Stored items

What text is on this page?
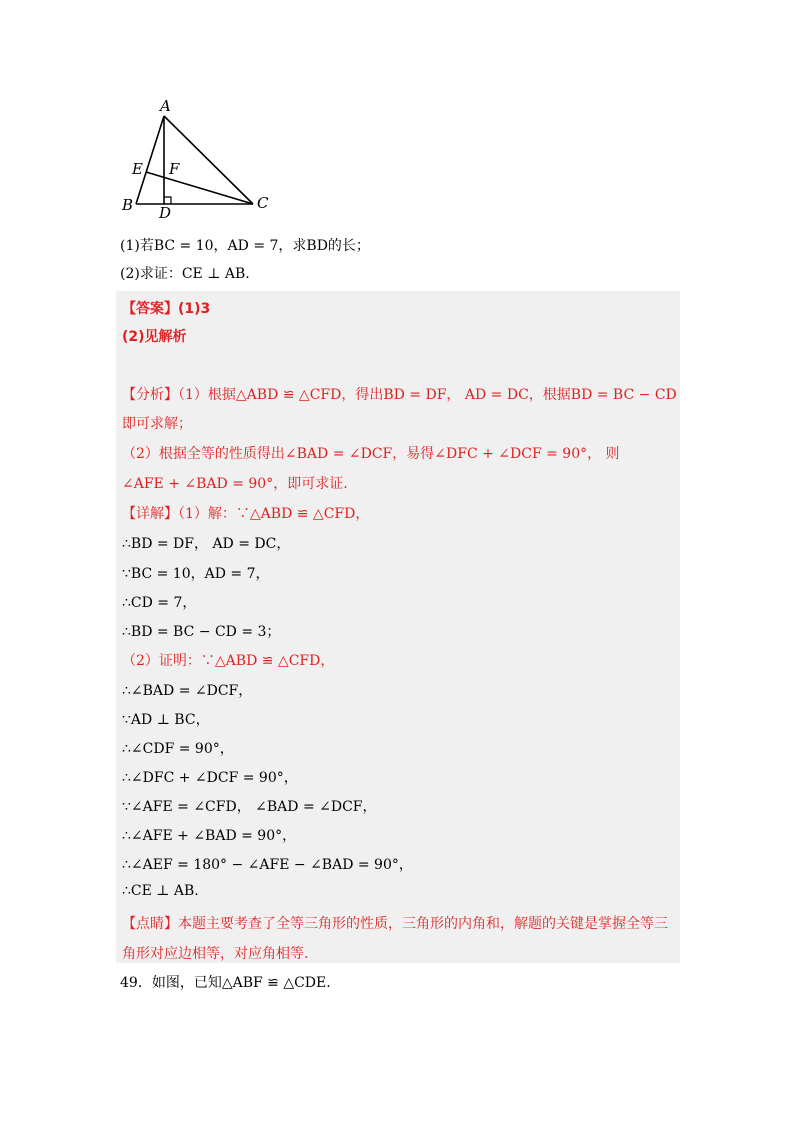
A
B	C
D
E F
(1)若BC = 10，AD = 7，求BD的长；
(2)求证：CE ⊥ AB.
【答案】(1)3
(2)见解析
【分析】（1）根据△ABD ≌ △CFD，得出BD = DF， AD = DC，根据BD = BC − CD
即可求解；
（2）根据全等的性质得出∠BAD = ∠DCF，易得∠DFC + ∠DCF = 90°， 则
∠AFE + ∠BAD = 90°，即可求证.
【详解】（1）解：∵△ABD ≌ △CFD，
∴BD = DF， AD = DC，
∵BC = 10，AD = 7，
∴CD = 7，
∴BD = BC − CD = 3；
（2）证明：∵△ABD ≌ △CFD，
∴∠BAD = ∠DCF，
∵AD ⊥ BC，
∴∠CDF = 90°，
∴∠DFC + ∠DCF = 90°，
∵∠AFE = ∠CFD， ∠BAD = ∠DCF，
∴∠AFE + ∠BAD = 90°，
∴∠AEF = 180° − ∠AFE − ∠BAD = 90°，
∴CE ⊥ AB.
【点睛】本题主要考查了全等三角形的性质，三角形的内角和，解题的关键是掌握全等三
角形对应边相等，对应角相等.
49．如图，已知△ABF ≌ △CDE.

- _Exercise aim_
Retype the whole listing exactly and leave the pictures out.

- _Exercise output_
What text is on this page?
A
B	C
D
E F
(1)若BC = 10，AD = 7，求BD的长；
(2)求证：CE ⊥ AB.
【答案】(1)3
(2)见解析
【分析】（1）根据△ABD ≌ △CFD，得出BD = DF， AD = DC，根据BD = BC − CD
即可求解；
（2）根据全等的性质得出∠BAD = ∠DCF，易得∠DFC + ∠DCF = 90°， 则
∠AFE + ∠BAD = 90°，即可求证.
【详解】（1）解：∵△ABD ≌ △CFD，
∴BD = DF， AD = DC，
∵BC = 10，AD = 7，
∴CD = 7，
∴BD = BC − CD = 3；
（2）证明：∵△ABD ≌ △CFD，
∴∠BAD = ∠DCF，
∵AD ⊥ BC，
∴∠CDF = 90°，
∴∠DFC + ∠DCF = 90°，
∵∠AFE = ∠CFD， ∠BAD = ∠DCF，
∴∠AFE + ∠BAD = 90°，
∴∠AEF = 180° − ∠AFE − ∠BAD = 90°，
∴CE ⊥ AB.
【点睛】本题主要考查了全等三角形的性质，三角形的内角和，解题的关键是掌握全等三
角形对应边相等，对应角相等.
49．如图，已知△ABF ≌ △CDE.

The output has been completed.